#### [Task goal]
Without the pictures, set down the records below word for word.

Records that describe figures
__________________________________________________
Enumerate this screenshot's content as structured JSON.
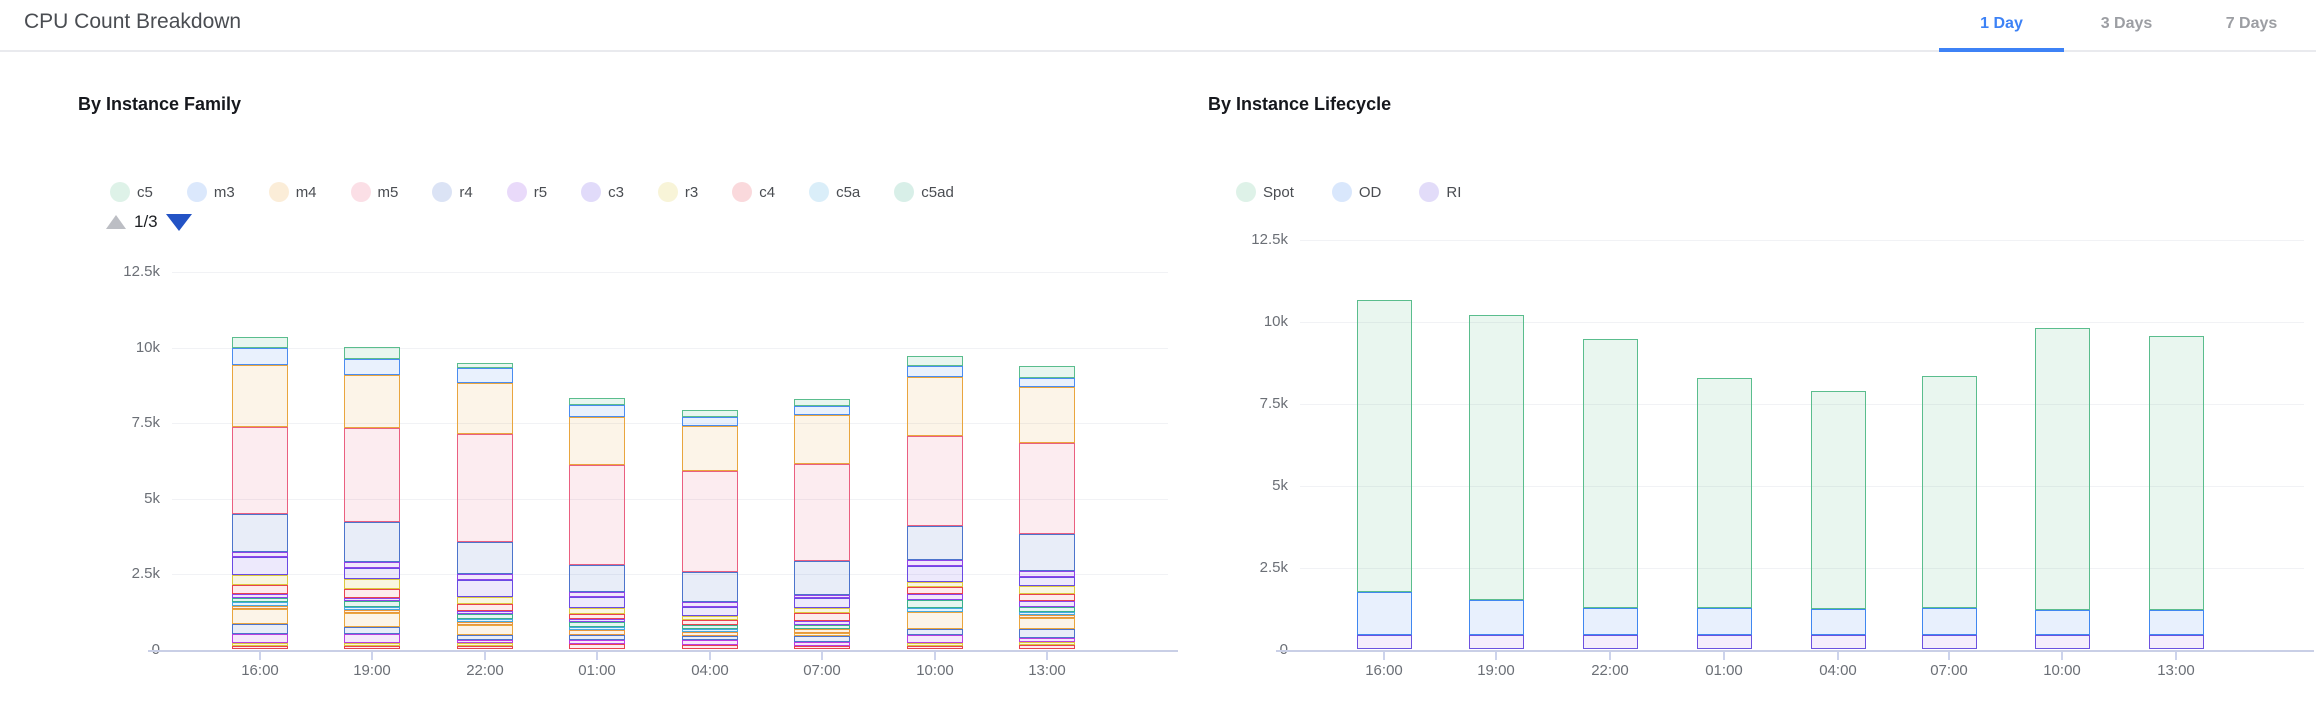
{
  "header": {
    "title": "CPU Count Breakdown",
    "tabs": [
      {
        "label": "1 Day",
        "active": true
      },
      {
        "label": "3 Days",
        "active": false
      },
      {
        "label": "7 Days",
        "active": false
      }
    ],
    "active_tab_color": "#3d82f6"
  },
  "charts": [
    {
      "title": "By Instance Family",
      "pager": {
        "label": "1/3"
      },
      "chart_data": {
        "type": "bar",
        "stacked": true,
        "note_stack_order": "series listed top-to-bottom of each bar",
        "categories": [
          "16:00",
          "19:00",
          "22:00",
          "01:00",
          "04:00",
          "07:00",
          "10:00",
          "13:00"
        ],
        "yticks": [
          "0",
          "2.5k",
          "5k",
          "7.5k",
          "10k",
          "12.5k"
        ],
        "ylim": [
          0,
          12500
        ],
        "legend_order": [
          "c5",
          "m3",
          "m4",
          "m5",
          "r4",
          "r5",
          "c3",
          "r3",
          "c4",
          "c5a",
          "c5ad"
        ],
        "series": [
          {
            "name": "c5",
            "border": "#5abd8d",
            "fill": "rgba(90,189,141,0.14)",
            "values": [
              360,
              400,
              165,
              230,
              230,
              230,
              330,
              400
            ]
          },
          {
            "name": "m3",
            "border": "#4a8cf0",
            "fill": "rgba(74,140,240,0.12)",
            "values": [
              590,
              530,
              500,
              400,
              300,
              300,
              360,
              300
            ]
          },
          {
            "name": "m4",
            "border": "#e9a53e",
            "fill": "rgba(233,165,62,0.12)",
            "values": [
              2050,
              1750,
              1680,
              1580,
              1490,
              1620,
              1950,
              1850
            ]
          },
          {
            "name": "m5",
            "border": "#ea5f80",
            "fill": "rgba(234,95,128,0.12)",
            "values": [
              2870,
              3100,
              3560,
              3300,
              3330,
              3200,
              3000,
              3000
            ]
          },
          {
            "name": "r4",
            "border": "#4d74cc",
            "fill": "rgba(77,116,204,0.13)",
            "values": [
              1250,
              1320,
              1060,
              890,
              990,
              1120,
              1120,
              1220
            ]
          },
          {
            "name": "r5",
            "border": "#8f44e8",
            "fill": "rgba(143,68,232,0.12)",
            "values": [
              170,
              200,
              200,
              165,
              165,
              100,
              200,
              200
            ]
          },
          {
            "name": "c3",
            "border": "#6a4ae4",
            "fill": "rgba(106,74,228,0.12)",
            "values": [
              590,
              360,
              560,
              360,
              300,
              330,
              530,
              300
            ]
          },
          {
            "name": "r3",
            "border": "#dcc83e",
            "fill": "rgba(220,200,62,0.16)",
            "values": [
              330,
              330,
              230,
              200,
              130,
              165,
              165,
              260
            ]
          },
          {
            "name": "c4",
            "border": "#e8434f",
            "fill": "rgba(232,67,79,0.10)",
            "values": [
              300,
              300,
              230,
              200,
              165,
              260,
              230,
              230
            ]
          },
          {
            "name": "",
            "border": "#8f44e8",
            "fill": "rgba(143,68,232,0.12)",
            "values": [
              130,
              100,
              100,
              70,
              0,
              130,
              200,
              200
            ]
          },
          {
            "name": "c5ad",
            "border": "#3ab08e",
            "fill": "rgba(58,176,142,0.13)",
            "values": [
              130,
              200,
              200,
              200,
              165,
              130,
              260,
              230
            ]
          },
          {
            "name": "c5a",
            "border": "#46a9e0",
            "fill": "rgba(70,169,224,0.13)",
            "values": [
              130,
              100,
              100,
              70,
              70,
              0,
              130,
              70
            ]
          },
          {
            "name": "",
            "border": "#e8973c",
            "fill": "rgba(232,151,60,0.13)",
            "values": [
              100,
              100,
              70,
              165,
              130,
              165,
              0,
              70
            ]
          },
          {
            "name": "",
            "border": "#e9a53e",
            "fill": "rgba(233,165,62,0.12)",
            "values": [
              500,
              460,
              330,
              0,
              0,
              70,
              560,
              360
            ]
          },
          {
            "name": "",
            "border": "#4d74cc",
            "fill": "rgba(77,116,204,0.13)",
            "values": [
              330,
              230,
              165,
              165,
              130,
              200,
              200,
              300
            ]
          },
          {
            "name": "",
            "border": "#b93fe0",
            "fill": "rgba(185,63,224,0.12)",
            "values": [
              360,
              360,
              165,
              130,
              165,
              165,
              260,
              165
            ]
          },
          {
            "name": "",
            "border": "#dcc83e",
            "fill": "rgba(220,200,62,0.16)",
            "values": [
              70,
              70,
              70,
              0,
              0,
              0,
              100,
              70
            ]
          },
          {
            "name": "",
            "border": "#e8434f",
            "fill": "rgba(232,67,79,0.10)",
            "values": [
              70,
              70,
              70,
              165,
              130,
              70,
              100,
              130
            ]
          }
        ]
      }
    },
    {
      "title": "By Instance Lifecycle",
      "chart_data": {
        "type": "bar",
        "stacked": true,
        "note_stack_order": "series listed top-to-bottom of each bar",
        "categories": [
          "16:00",
          "19:00",
          "22:00",
          "01:00",
          "04:00",
          "07:00",
          "10:00",
          "13:00"
        ],
        "yticks": [
          "0",
          "2.5k",
          "5k",
          "7.5k",
          "10k",
          "12.5k"
        ],
        "ylim": [
          0,
          12500
        ],
        "legend_order": [
          "Spot",
          "OD",
          "RI"
        ],
        "series": [
          {
            "name": "Spot",
            "border": "#5abd8d",
            "fill": "rgba(99,192,140,0.14)",
            "values": [
              8900,
              8700,
              8200,
              7000,
              6650,
              7050,
              8600,
              8350
            ]
          },
          {
            "name": "OD",
            "border": "#4087f0",
            "fill": "rgba(64,135,240,0.12)",
            "values": [
              1300,
              1050,
              830,
              830,
              800,
              830,
              780,
              780
            ]
          },
          {
            "name": "RI",
            "border": "#6c52e0",
            "fill": "rgba(176,108,230,0.12)",
            "values": [
              430,
              430,
              430,
              430,
              430,
              430,
              420,
              420
            ]
          }
        ]
      }
    }
  ]
}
__________________________________________________
#### [Output of the task]
Enumerate this screenshot's content as structured JSON.
{
  "header": {
    "title": "CPU Count Breakdown",
    "tabs": [
      {
        "label": "1 Day",
        "active": true
      },
      {
        "label": "3 Days",
        "active": false
      },
      {
        "label": "7 Days",
        "active": false
      }
    ],
    "active_tab_color": "#3d82f6"
  },
  "charts": [
    {
      "title": "By Instance Family",
      "pager": {
        "label": "1/3"
      },
      "chart_data": {
        "type": "bar",
        "stacked": true,
        "note_stack_order": "series listed top-to-bottom of each bar",
        "categories": [
          "16:00",
          "19:00",
          "22:00",
          "01:00",
          "04:00",
          "07:00",
          "10:00",
          "13:00"
        ],
        "yticks": [
          "0",
          "2.5k",
          "5k",
          "7.5k",
          "10k",
          "12.5k"
        ],
        "ylim": [
          0,
          12500
        ],
        "legend_order": [
          "c5",
          "m3",
          "m4",
          "m5",
          "r4",
          "r5",
          "c3",
          "r3",
          "c4",
          "c5a",
          "c5ad"
        ],
        "series": [
          {
            "name": "c5",
            "border": "#5abd8d",
            "fill": "rgba(90,189,141,0.14)",
            "values": [
              360,
              400,
              165,
              230,
              230,
              230,
              330,
              400
            ]
          },
          {
            "name": "m3",
            "border": "#4a8cf0",
            "fill": "rgba(74,140,240,0.12)",
            "values": [
              590,
              530,
              500,
              400,
              300,
              300,
              360,
              300
            ]
          },
          {
            "name": "m4",
            "border": "#e9a53e",
            "fill": "rgba(233,165,62,0.12)",
            "values": [
              2050,
              1750,
              1680,
              1580,
              1490,
              1620,
              1950,
              1850
            ]
          },
          {
            "name": "m5",
            "border": "#ea5f80",
            "fill": "rgba(234,95,128,0.12)",
            "values": [
              2870,
              3100,
              3560,
              3300,
              3330,
              3200,
              3000,
              3000
            ]
          },
          {
            "name": "r4",
            "border": "#4d74cc",
            "fill": "rgba(77,116,204,0.13)",
            "values": [
              1250,
              1320,
              1060,
              890,
              990,
              1120,
              1120,
              1220
            ]
          },
          {
            "name": "r5",
            "border": "#8f44e8",
            "fill": "rgba(143,68,232,0.12)",
            "values": [
              170,
              200,
              200,
              165,
              165,
              100,
              200,
              200
            ]
          },
          {
            "name": "c3",
            "border": "#6a4ae4",
            "fill": "rgba(106,74,228,0.12)",
            "values": [
              590,
              360,
              560,
              360,
              300,
              330,
              530,
              300
            ]
          },
          {
            "name": "r3",
            "border": "#dcc83e",
            "fill": "rgba(220,200,62,0.16)",
            "values": [
              330,
              330,
              230,
              200,
              130,
              165,
              165,
              260
            ]
          },
          {
            "name": "c4",
            "border": "#e8434f",
            "fill": "rgba(232,67,79,0.10)",
            "values": [
              300,
              300,
              230,
              200,
              165,
              260,
              230,
              230
            ]
          },
          {
            "name": "",
            "border": "#8f44e8",
            "fill": "rgba(143,68,232,0.12)",
            "values": [
              130,
              100,
              100,
              70,
              0,
              130,
              200,
              200
            ]
          },
          {
            "name": "c5ad",
            "border": "#3ab08e",
            "fill": "rgba(58,176,142,0.13)",
            "values": [
              130,
              200,
              200,
              200,
              165,
              130,
              260,
              230
            ]
          },
          {
            "name": "c5a",
            "border": "#46a9e0",
            "fill": "rgba(70,169,224,0.13)",
            "values": [
              130,
              100,
              100,
              70,
              70,
              0,
              130,
              70
            ]
          },
          {
            "name": "",
            "border": "#e8973c",
            "fill": "rgba(232,151,60,0.13)",
            "values": [
              100,
              100,
              70,
              165,
              130,
              165,
              0,
              70
            ]
          },
          {
            "name": "",
            "border": "#e9a53e",
            "fill": "rgba(233,165,62,0.12)",
            "values": [
              500,
              460,
              330,
              0,
              0,
              70,
              560,
              360
            ]
          },
          {
            "name": "",
            "border": "#4d74cc",
            "fill": "rgba(77,116,204,0.13)",
            "values": [
              330,
              230,
              165,
              165,
              130,
              200,
              200,
              300
            ]
          },
          {
            "name": "",
            "border": "#b93fe0",
            "fill": "rgba(185,63,224,0.12)",
            "values": [
              360,
              360,
              165,
              130,
              165,
              165,
              260,
              165
            ]
          },
          {
            "name": "",
            "border": "#dcc83e",
            "fill": "rgba(220,200,62,0.16)",
            "values": [
              70,
              70,
              70,
              0,
              0,
              0,
              100,
              70
            ]
          },
          {
            "name": "",
            "border": "#e8434f",
            "fill": "rgba(232,67,79,0.10)",
            "values": [
              70,
              70,
              70,
              165,
              130,
              70,
              100,
              130
            ]
          }
        ]
      }
    },
    {
      "title": "By Instance Lifecycle",
      "chart_data": {
        "type": "bar",
        "stacked": true,
        "note_stack_order": "series listed top-to-bottom of each bar",
        "categories": [
          "16:00",
          "19:00",
          "22:00",
          "01:00",
          "04:00",
          "07:00",
          "10:00",
          "13:00"
        ],
        "yticks": [
          "0",
          "2.5k",
          "5k",
          "7.5k",
          "10k",
          "12.5k"
        ],
        "ylim": [
          0,
          12500
        ],
        "legend_order": [
          "Spot",
          "OD",
          "RI"
        ],
        "series": [
          {
            "name": "Spot",
            "border": "#5abd8d",
            "fill": "rgba(99,192,140,0.14)",
            "values": [
              8900,
              8700,
              8200,
              7000,
              6650,
              7050,
              8600,
              8350
            ]
          },
          {
            "name": "OD",
            "border": "#4087f0",
            "fill": "rgba(64,135,240,0.12)",
            "values": [
              1300,
              1050,
              830,
              830,
              800,
              830,
              780,
              780
            ]
          },
          {
            "name": "RI",
            "border": "#6c52e0",
            "fill": "rgba(176,108,230,0.12)",
            "values": [
              430,
              430,
              430,
              430,
              430,
              430,
              420,
              420
            ]
          }
        ]
      }
    }
  ]
}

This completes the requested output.